*** Records for processing ***

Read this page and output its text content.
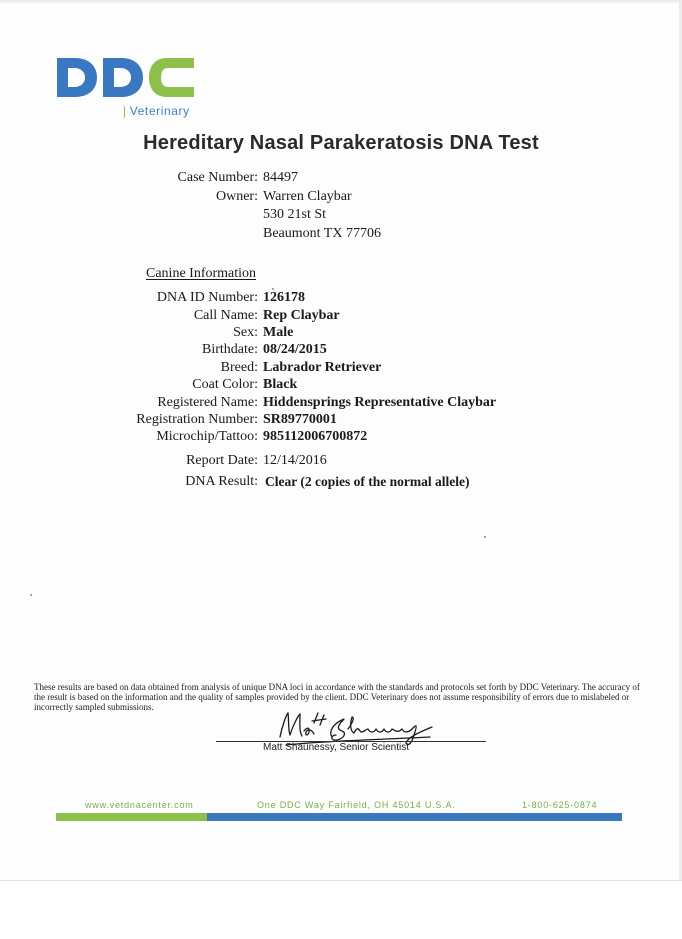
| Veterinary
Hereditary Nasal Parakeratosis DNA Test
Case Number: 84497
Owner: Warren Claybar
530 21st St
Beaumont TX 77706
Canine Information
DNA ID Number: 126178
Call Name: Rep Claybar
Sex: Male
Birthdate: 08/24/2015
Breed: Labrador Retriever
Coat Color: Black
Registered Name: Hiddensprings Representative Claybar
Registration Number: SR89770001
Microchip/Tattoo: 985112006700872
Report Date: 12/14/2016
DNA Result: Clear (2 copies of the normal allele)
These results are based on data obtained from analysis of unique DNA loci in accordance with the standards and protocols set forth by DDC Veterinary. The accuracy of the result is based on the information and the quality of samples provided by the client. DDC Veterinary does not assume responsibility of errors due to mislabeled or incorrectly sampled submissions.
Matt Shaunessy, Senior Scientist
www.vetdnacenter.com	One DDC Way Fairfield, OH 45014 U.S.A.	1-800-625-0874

***
*** Records for processing ***

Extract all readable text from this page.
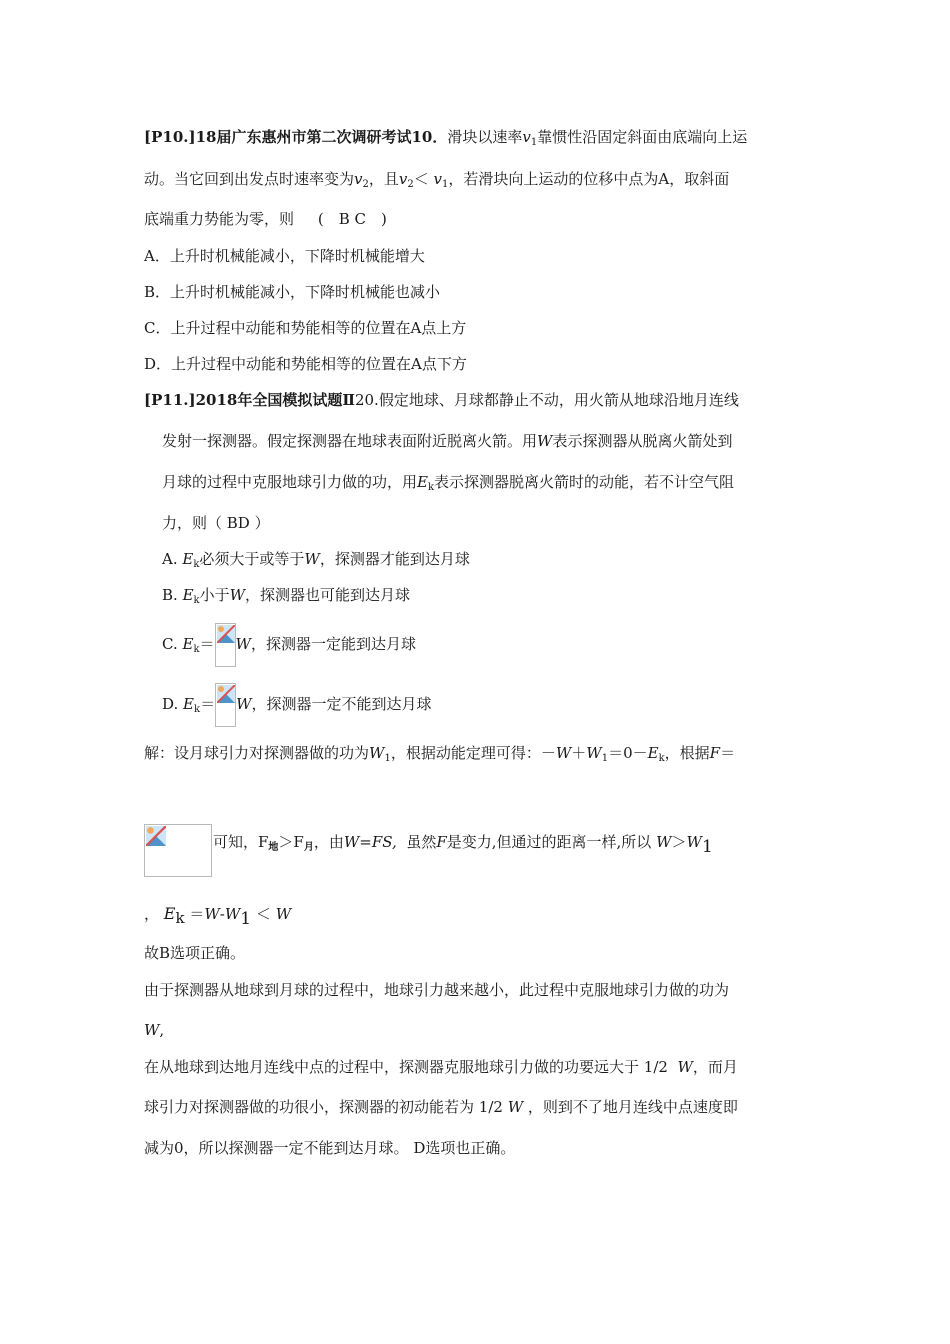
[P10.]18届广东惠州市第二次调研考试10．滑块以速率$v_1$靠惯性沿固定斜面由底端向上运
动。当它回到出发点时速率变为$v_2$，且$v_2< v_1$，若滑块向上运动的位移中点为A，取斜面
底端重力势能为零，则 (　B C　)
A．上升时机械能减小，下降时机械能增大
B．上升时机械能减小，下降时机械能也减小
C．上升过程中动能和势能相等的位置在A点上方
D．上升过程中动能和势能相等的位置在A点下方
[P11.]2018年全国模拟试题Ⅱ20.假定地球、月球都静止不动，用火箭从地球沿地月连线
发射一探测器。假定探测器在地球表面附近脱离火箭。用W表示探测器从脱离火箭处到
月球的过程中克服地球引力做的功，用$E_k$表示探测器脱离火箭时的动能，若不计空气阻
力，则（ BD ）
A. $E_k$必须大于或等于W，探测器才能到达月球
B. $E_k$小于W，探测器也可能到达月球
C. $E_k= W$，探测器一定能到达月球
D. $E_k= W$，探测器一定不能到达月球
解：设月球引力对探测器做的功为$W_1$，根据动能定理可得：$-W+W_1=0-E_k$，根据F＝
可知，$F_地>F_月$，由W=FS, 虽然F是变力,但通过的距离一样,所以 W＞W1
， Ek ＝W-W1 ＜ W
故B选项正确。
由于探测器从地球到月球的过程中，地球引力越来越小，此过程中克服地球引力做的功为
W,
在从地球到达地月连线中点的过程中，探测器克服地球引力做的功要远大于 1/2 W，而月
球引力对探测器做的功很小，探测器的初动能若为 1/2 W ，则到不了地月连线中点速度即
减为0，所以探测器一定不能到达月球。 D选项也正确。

***

§ To be done: Gather all lines with the string "Number" from the data.

§ The solution:
Case Number: 84497
DNA ID Number: 126178
Registration Number: SR89770001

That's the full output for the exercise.